** TO DO **
Write out the material exactly, without any of its pictures.

Figure contents as structured data:
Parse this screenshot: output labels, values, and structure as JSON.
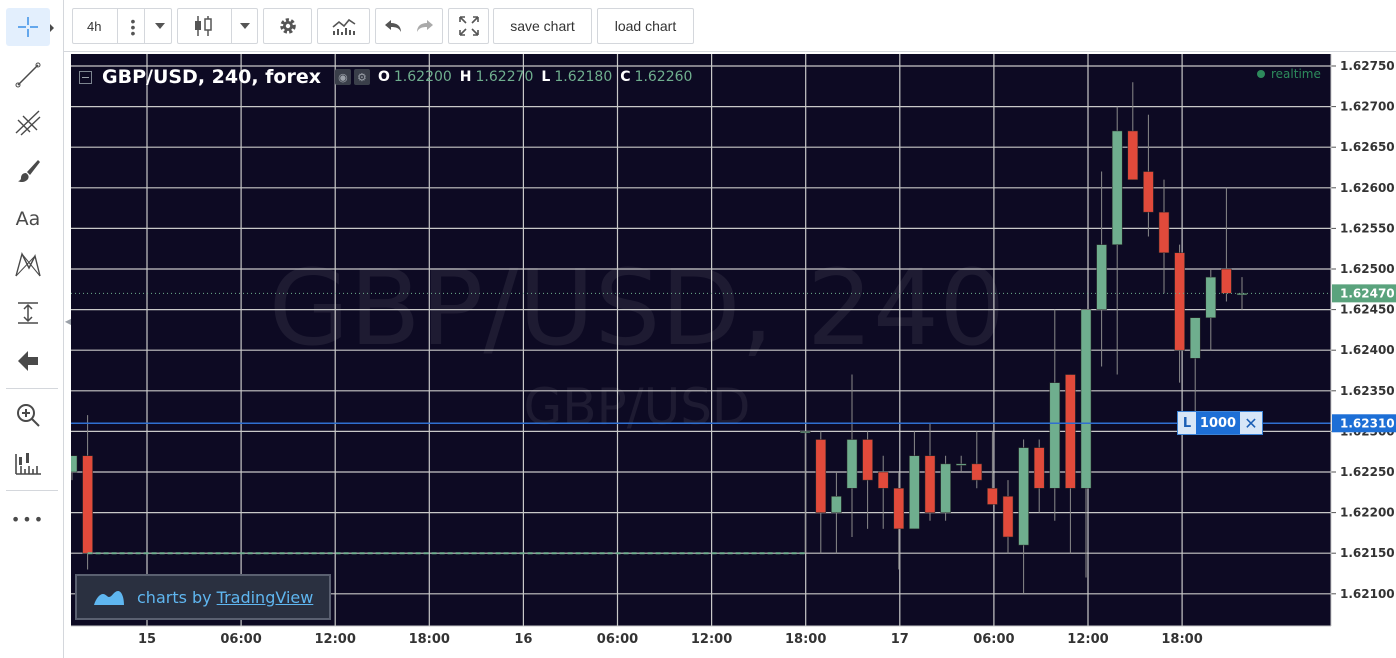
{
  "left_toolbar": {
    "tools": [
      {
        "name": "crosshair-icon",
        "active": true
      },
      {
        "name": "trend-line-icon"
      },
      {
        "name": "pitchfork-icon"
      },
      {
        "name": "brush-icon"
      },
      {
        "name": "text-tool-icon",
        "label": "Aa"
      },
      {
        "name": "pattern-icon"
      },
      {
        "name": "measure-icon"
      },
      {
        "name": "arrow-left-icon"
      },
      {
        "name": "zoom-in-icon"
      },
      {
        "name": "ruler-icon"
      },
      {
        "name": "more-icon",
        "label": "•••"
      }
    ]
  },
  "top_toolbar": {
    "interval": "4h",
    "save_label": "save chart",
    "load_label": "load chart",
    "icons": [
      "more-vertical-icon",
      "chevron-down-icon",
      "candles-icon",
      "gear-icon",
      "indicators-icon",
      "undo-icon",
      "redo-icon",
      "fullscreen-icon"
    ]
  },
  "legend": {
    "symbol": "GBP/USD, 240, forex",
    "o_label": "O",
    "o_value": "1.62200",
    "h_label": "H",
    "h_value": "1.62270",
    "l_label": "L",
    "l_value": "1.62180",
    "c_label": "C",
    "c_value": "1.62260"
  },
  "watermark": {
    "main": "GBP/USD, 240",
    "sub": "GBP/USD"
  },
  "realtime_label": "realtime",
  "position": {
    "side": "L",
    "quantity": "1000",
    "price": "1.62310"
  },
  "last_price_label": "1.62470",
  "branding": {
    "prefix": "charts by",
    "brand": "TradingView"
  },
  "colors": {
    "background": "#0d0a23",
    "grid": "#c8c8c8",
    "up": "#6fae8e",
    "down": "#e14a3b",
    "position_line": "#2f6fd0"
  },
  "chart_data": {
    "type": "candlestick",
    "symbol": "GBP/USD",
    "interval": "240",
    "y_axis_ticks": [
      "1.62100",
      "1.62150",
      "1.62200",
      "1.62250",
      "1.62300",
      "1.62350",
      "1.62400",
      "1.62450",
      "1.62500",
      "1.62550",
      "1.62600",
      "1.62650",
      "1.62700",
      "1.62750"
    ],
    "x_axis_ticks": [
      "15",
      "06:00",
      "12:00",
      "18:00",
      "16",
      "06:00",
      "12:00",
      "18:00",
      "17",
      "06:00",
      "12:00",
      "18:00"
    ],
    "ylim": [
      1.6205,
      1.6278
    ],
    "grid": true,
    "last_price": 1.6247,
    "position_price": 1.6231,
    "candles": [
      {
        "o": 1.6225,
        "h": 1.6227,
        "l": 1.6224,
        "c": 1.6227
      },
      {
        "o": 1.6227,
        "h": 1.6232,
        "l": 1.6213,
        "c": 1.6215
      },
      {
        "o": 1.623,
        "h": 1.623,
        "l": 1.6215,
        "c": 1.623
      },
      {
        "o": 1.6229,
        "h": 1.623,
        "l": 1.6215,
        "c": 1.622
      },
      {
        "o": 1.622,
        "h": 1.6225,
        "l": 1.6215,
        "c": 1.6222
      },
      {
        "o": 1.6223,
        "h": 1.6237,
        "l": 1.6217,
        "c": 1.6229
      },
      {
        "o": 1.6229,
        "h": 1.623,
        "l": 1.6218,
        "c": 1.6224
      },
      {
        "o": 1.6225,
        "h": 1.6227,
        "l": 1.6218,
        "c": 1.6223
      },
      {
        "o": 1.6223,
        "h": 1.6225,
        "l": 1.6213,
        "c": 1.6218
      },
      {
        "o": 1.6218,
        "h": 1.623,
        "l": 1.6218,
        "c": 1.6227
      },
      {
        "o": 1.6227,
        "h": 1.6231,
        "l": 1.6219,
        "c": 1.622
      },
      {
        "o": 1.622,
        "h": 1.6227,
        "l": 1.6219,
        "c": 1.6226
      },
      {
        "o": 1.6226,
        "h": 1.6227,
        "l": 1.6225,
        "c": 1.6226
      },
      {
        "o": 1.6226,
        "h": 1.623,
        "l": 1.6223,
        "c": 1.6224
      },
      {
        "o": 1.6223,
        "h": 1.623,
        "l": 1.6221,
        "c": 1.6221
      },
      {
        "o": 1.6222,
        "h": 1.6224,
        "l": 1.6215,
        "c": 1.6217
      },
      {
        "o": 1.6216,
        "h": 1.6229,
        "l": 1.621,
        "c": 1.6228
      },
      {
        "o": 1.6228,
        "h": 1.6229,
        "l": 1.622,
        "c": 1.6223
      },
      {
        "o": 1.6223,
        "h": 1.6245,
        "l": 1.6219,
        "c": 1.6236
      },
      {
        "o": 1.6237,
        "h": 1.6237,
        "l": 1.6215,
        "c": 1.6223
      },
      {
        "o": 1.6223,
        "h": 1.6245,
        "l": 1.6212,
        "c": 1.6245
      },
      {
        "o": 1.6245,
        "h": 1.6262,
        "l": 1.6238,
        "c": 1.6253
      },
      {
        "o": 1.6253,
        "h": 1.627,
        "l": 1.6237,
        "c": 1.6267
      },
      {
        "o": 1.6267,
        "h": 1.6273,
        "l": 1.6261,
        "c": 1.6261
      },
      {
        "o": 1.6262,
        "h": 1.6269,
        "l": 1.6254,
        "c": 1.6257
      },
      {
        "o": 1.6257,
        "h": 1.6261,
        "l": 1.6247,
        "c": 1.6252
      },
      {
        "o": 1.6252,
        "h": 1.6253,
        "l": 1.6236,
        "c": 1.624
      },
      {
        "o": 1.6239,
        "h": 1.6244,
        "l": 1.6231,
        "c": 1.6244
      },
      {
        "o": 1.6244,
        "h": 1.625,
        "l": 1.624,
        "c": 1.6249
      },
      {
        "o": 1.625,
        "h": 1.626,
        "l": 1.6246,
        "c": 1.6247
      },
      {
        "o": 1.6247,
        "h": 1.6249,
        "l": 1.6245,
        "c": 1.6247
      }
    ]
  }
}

** EXERCISE ANSWER **
Parse this screenshot: output labels, values, and structure as JSON.
{
  "left_toolbar": {
    "tools": [
      {
        "name": "crosshair-icon",
        "active": true
      },
      {
        "name": "trend-line-icon"
      },
      {
        "name": "pitchfork-icon"
      },
      {
        "name": "brush-icon"
      },
      {
        "name": "text-tool-icon",
        "label": "Aa"
      },
      {
        "name": "pattern-icon"
      },
      {
        "name": "measure-icon"
      },
      {
        "name": "arrow-left-icon"
      },
      {
        "name": "zoom-in-icon"
      },
      {
        "name": "ruler-icon"
      },
      {
        "name": "more-icon",
        "label": "•••"
      }
    ]
  },
  "top_toolbar": {
    "interval": "4h",
    "save_label": "save chart",
    "load_label": "load chart",
    "icons": [
      "more-vertical-icon",
      "chevron-down-icon",
      "candles-icon",
      "gear-icon",
      "indicators-icon",
      "undo-icon",
      "redo-icon",
      "fullscreen-icon"
    ]
  },
  "legend": {
    "symbol": "GBP/USD, 240, forex",
    "o_label": "O",
    "o_value": "1.62200",
    "h_label": "H",
    "h_value": "1.62270",
    "l_label": "L",
    "l_value": "1.62180",
    "c_label": "C",
    "c_value": "1.62260"
  },
  "watermark": {
    "main": "GBP/USD, 240",
    "sub": "GBP/USD"
  },
  "realtime_label": "realtime",
  "position": {
    "side": "L",
    "quantity": "1000",
    "price": "1.62310"
  },
  "last_price_label": "1.62470",
  "branding": {
    "prefix": "charts by",
    "brand": "TradingView"
  },
  "colors": {
    "background": "#0d0a23",
    "grid": "#c8c8c8",
    "up": "#6fae8e",
    "down": "#e14a3b",
    "position_line": "#2f6fd0"
  },
  "chart_data": {
    "type": "candlestick",
    "symbol": "GBP/USD",
    "interval": "240",
    "y_axis_ticks": [
      "1.62100",
      "1.62150",
      "1.62200",
      "1.62250",
      "1.62300",
      "1.62350",
      "1.62400",
      "1.62450",
      "1.62500",
      "1.62550",
      "1.62600",
      "1.62650",
      "1.62700",
      "1.62750"
    ],
    "x_axis_ticks": [
      "15",
      "06:00",
      "12:00",
      "18:00",
      "16",
      "06:00",
      "12:00",
      "18:00",
      "17",
      "06:00",
      "12:00",
      "18:00"
    ],
    "ylim": [
      1.6205,
      1.6278
    ],
    "grid": true,
    "last_price": 1.6247,
    "position_price": 1.6231,
    "candles": [
      {
        "o": 1.6225,
        "h": 1.6227,
        "l": 1.6224,
        "c": 1.6227
      },
      {
        "o": 1.6227,
        "h": 1.6232,
        "l": 1.6213,
        "c": 1.6215
      },
      {
        "o": 1.623,
        "h": 1.623,
        "l": 1.6215,
        "c": 1.623
      },
      {
        "o": 1.6229,
        "h": 1.623,
        "l": 1.6215,
        "c": 1.622
      },
      {
        "o": 1.622,
        "h": 1.6225,
        "l": 1.6215,
        "c": 1.6222
      },
      {
        "o": 1.6223,
        "h": 1.6237,
        "l": 1.6217,
        "c": 1.6229
      },
      {
        "o": 1.6229,
        "h": 1.623,
        "l": 1.6218,
        "c": 1.6224
      },
      {
        "o": 1.6225,
        "h": 1.6227,
        "l": 1.6218,
        "c": 1.6223
      },
      {
        "o": 1.6223,
        "h": 1.6225,
        "l": 1.6213,
        "c": 1.6218
      },
      {
        "o": 1.6218,
        "h": 1.623,
        "l": 1.6218,
        "c": 1.6227
      },
      {
        "o": 1.6227,
        "h": 1.6231,
        "l": 1.6219,
        "c": 1.622
      },
      {
        "o": 1.622,
        "h": 1.6227,
        "l": 1.6219,
        "c": 1.6226
      },
      {
        "o": 1.6226,
        "h": 1.6227,
        "l": 1.6225,
        "c": 1.6226
      },
      {
        "o": 1.6226,
        "h": 1.623,
        "l": 1.6223,
        "c": 1.6224
      },
      {
        "o": 1.6223,
        "h": 1.623,
        "l": 1.6221,
        "c": 1.6221
      },
      {
        "o": 1.6222,
        "h": 1.6224,
        "l": 1.6215,
        "c": 1.6217
      },
      {
        "o": 1.6216,
        "h": 1.6229,
        "l": 1.621,
        "c": 1.6228
      },
      {
        "o": 1.6228,
        "h": 1.6229,
        "l": 1.622,
        "c": 1.6223
      },
      {
        "o": 1.6223,
        "h": 1.6245,
        "l": 1.6219,
        "c": 1.6236
      },
      {
        "o": 1.6237,
        "h": 1.6237,
        "l": 1.6215,
        "c": 1.6223
      },
      {
        "o": 1.6223,
        "h": 1.6245,
        "l": 1.6212,
        "c": 1.6245
      },
      {
        "o": 1.6245,
        "h": 1.6262,
        "l": 1.6238,
        "c": 1.6253
      },
      {
        "o": 1.6253,
        "h": 1.627,
        "l": 1.6237,
        "c": 1.6267
      },
      {
        "o": 1.6267,
        "h": 1.6273,
        "l": 1.6261,
        "c": 1.6261
      },
      {
        "o": 1.6262,
        "h": 1.6269,
        "l": 1.6254,
        "c": 1.6257
      },
      {
        "o": 1.6257,
        "h": 1.6261,
        "l": 1.6247,
        "c": 1.6252
      },
      {
        "o": 1.6252,
        "h": 1.6253,
        "l": 1.6236,
        "c": 1.624
      },
      {
        "o": 1.6239,
        "h": 1.6244,
        "l": 1.6231,
        "c": 1.6244
      },
      {
        "o": 1.6244,
        "h": 1.625,
        "l": 1.624,
        "c": 1.6249
      },
      {
        "o": 1.625,
        "h": 1.626,
        "l": 1.6246,
        "c": 1.6247
      },
      {
        "o": 1.6247,
        "h": 1.6249,
        "l": 1.6245,
        "c": 1.6247
      }
    ]
  }
}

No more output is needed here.